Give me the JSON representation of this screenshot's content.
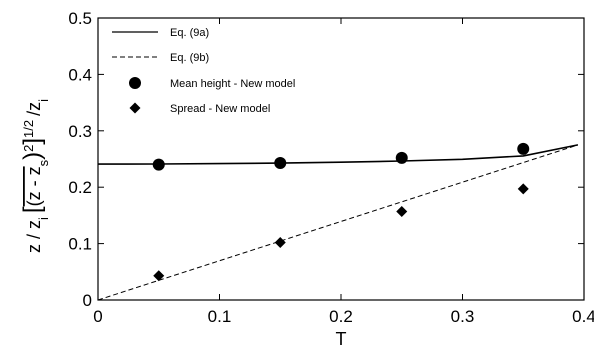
{
  "chart_data": {
    "type": "line",
    "xlabel": "T",
    "ylabel_prefix": "z / z",
    "ylabel_prefix_sub": "i",
    "ylabel_inner": "(z - z",
    "ylabel_inner_sub": "s",
    "ylabel_exp_inner": "2",
    "ylabel_exp_outer": "1/2",
    "ylabel_suffix": "/z",
    "ylabel_suffix_sub": "i",
    "xlim": [
      0,
      0.4
    ],
    "ylim": [
      0,
      0.5
    ],
    "x_ticks": [
      "0",
      "0.1",
      "0.2",
      "0.3",
      "0.4"
    ],
    "y_ticks": [
      "0",
      "0.1",
      "0.2",
      "0.3",
      "0.4",
      "0.5"
    ],
    "x_tick_values": [
      0,
      0.1,
      0.2,
      0.3,
      0.4
    ],
    "y_tick_values": [
      0,
      0.1,
      0.2,
      0.3,
      0.4,
      0.5
    ],
    "legend_position": "top-left",
    "series": [
      {
        "name": "Eq. (9a)",
        "style": "solid-line",
        "x": [
          0,
          0.05,
          0.1,
          0.15,
          0.2,
          0.25,
          0.3,
          0.35,
          0.395
        ],
        "y": [
          0.241,
          0.2412,
          0.2418,
          0.2428,
          0.2443,
          0.2465,
          0.2495,
          0.2555,
          0.275
        ]
      },
      {
        "name": "Eq. (9b)",
        "style": "dashed-line",
        "x": [
          0,
          0.395
        ],
        "y": [
          0,
          0.275
        ]
      },
      {
        "name": "Mean height - New model",
        "style": "circle-marker",
        "x": [
          0.05,
          0.15,
          0.25,
          0.35
        ],
        "y": [
          0.24,
          0.243,
          0.252,
          0.268
        ]
      },
      {
        "name": "Spread - New model",
        "style": "diamond-marker",
        "x": [
          0.05,
          0.15,
          0.25,
          0.35
        ],
        "y": [
          0.043,
          0.102,
          0.157,
          0.197
        ]
      }
    ]
  }
}
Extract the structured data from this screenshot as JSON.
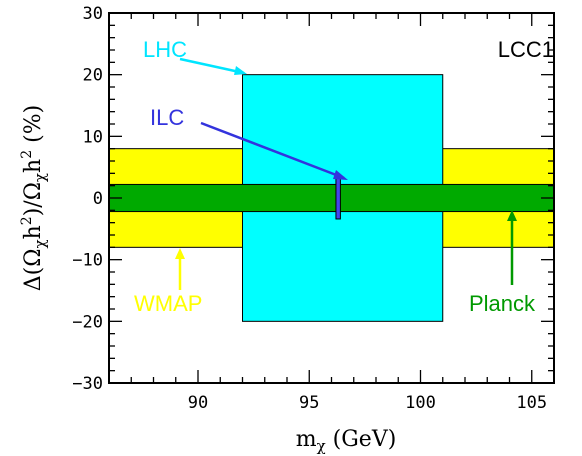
{
  "chart_data": {
    "type": "area",
    "xlim": [
      86,
      106
    ],
    "ylim": [
      -30,
      30
    ],
    "x_ticks": [
      90,
      95,
      100,
      105
    ],
    "y_ticks": [
      30,
      20,
      10,
      0,
      -10,
      -20,
      -30
    ],
    "xlabel": "m_χ (GeV)",
    "ylabel": "Δ(Ω_χh²)/Ω_χh² (%)",
    "corner_label": "LCC1",
    "regions": [
      {
        "name": "WMAP",
        "x": [
          86,
          106
        ],
        "y": [
          -8,
          8
        ],
        "color": "#ffff00",
        "z": 1
      },
      {
        "name": "LHC",
        "x": [
          92,
          101
        ],
        "y": [
          -20,
          20
        ],
        "color": "#00ffff",
        "z": 2
      },
      {
        "name": "Planck",
        "x": [
          86,
          106
        ],
        "y": [
          -2.2,
          2.2
        ],
        "color": "#00aa00",
        "z": 3
      },
      {
        "name": "ILC",
        "x": [
          96.2,
          96.4
        ],
        "y": [
          -3.4,
          3.4
        ],
        "color": "#4444ee",
        "z": 4
      }
    ],
    "annotations": [
      {
        "label": "LHC",
        "color": "#00e5ff"
      },
      {
        "label": "ILC",
        "color": "#3333dd"
      },
      {
        "label": "WMAP",
        "color": "#ffff00"
      },
      {
        "label": "Planck",
        "color": "#009900"
      }
    ]
  }
}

···

_Set task:_ Write every entry out again exactly, dropping the pictures.

_Result:_
Give me the JSON representation of this screenshot's content.
{
  "chart_data": {
    "type": "line",
    "xlabel": "T",
    "ylabel_prefix": "z / z",
    "ylabel_prefix_sub": "i",
    "ylabel_inner": "(z - z",
    "ylabel_inner_sub": "s",
    "ylabel_exp_inner": "2",
    "ylabel_exp_outer": "1/2",
    "ylabel_suffix": "/z",
    "ylabel_suffix_sub": "i",
    "xlim": [
      0,
      0.4
    ],
    "ylim": [
      0,
      0.5
    ],
    "x_ticks": [
      "0",
      "0.1",
      "0.2",
      "0.3",
      "0.4"
    ],
    "y_ticks": [
      "0",
      "0.1",
      "0.2",
      "0.3",
      "0.4",
      "0.5"
    ],
    "x_tick_values": [
      0,
      0.1,
      0.2,
      0.3,
      0.4
    ],
    "y_tick_values": [
      0,
      0.1,
      0.2,
      0.3,
      0.4,
      0.5
    ],
    "legend_position": "top-left",
    "series": [
      {
        "name": "Eq. (9a)",
        "style": "solid-line",
        "x": [
          0,
          0.05,
          0.1,
          0.15,
          0.2,
          0.25,
          0.3,
          0.35,
          0.395
        ],
        "y": [
          0.241,
          0.2412,
          0.2418,
          0.2428,
          0.2443,
          0.2465,
          0.2495,
          0.2555,
          0.275
        ]
      },
      {
        "name": "Eq. (9b)",
        "style": "dashed-line",
        "x": [
          0,
          0.395
        ],
        "y": [
          0,
          0.275
        ]
      },
      {
        "name": "Mean height - New model",
        "style": "circle-marker",
        "x": [
          0.05,
          0.15,
          0.25,
          0.35
        ],
        "y": [
          0.24,
          0.243,
          0.252,
          0.268
        ]
      },
      {
        "name": "Spread - New model",
        "style": "diamond-marker",
        "x": [
          0.05,
          0.15,
          0.25,
          0.35
        ],
        "y": [
          0.043,
          0.102,
          0.157,
          0.197
        ]
      }
    ]
  }
}
Extract the structured data from this screenshot as JSON.
{
  "chart_data": {
    "type": "area",
    "xlim": [
      86,
      106
    ],
    "ylim": [
      -30,
      30
    ],
    "x_ticks": [
      90,
      95,
      100,
      105
    ],
    "y_ticks": [
      30,
      20,
      10,
      0,
      -10,
      -20,
      -30
    ],
    "xlabel": "m_χ (GeV)",
    "ylabel": "Δ(Ω_χh²)/Ω_χh² (%)",
    "corner_label": "LCC1",
    "regions": [
      {
        "name": "WMAP",
        "x": [
          86,
          106
        ],
        "y": [
          -8,
          8
        ],
        "color": "#ffff00",
        "z": 1
      },
      {
        "name": "LHC",
        "x": [
          92,
          101
        ],
        "y": [
          -20,
          20
        ],
        "color": "#00ffff",
        "z": 2
      },
      {
        "name": "Planck",
        "x": [
          86,
          106
        ],
        "y": [
          -2.2,
          2.2
        ],
        "color": "#00aa00",
        "z": 3
      },
      {
        "name": "ILC",
        "x": [
          96.2,
          96.4
        ],
        "y": [
          -3.4,
          3.4
        ],
        "color": "#4444ee",
        "z": 4
      }
    ],
    "annotations": [
      {
        "label": "LHC",
        "color": "#00e5ff"
      },
      {
        "label": "ILC",
        "color": "#3333dd"
      },
      {
        "label": "WMAP",
        "color": "#ffff00"
      },
      {
        "label": "Planck",
        "color": "#009900"
      }
    ]
  }
}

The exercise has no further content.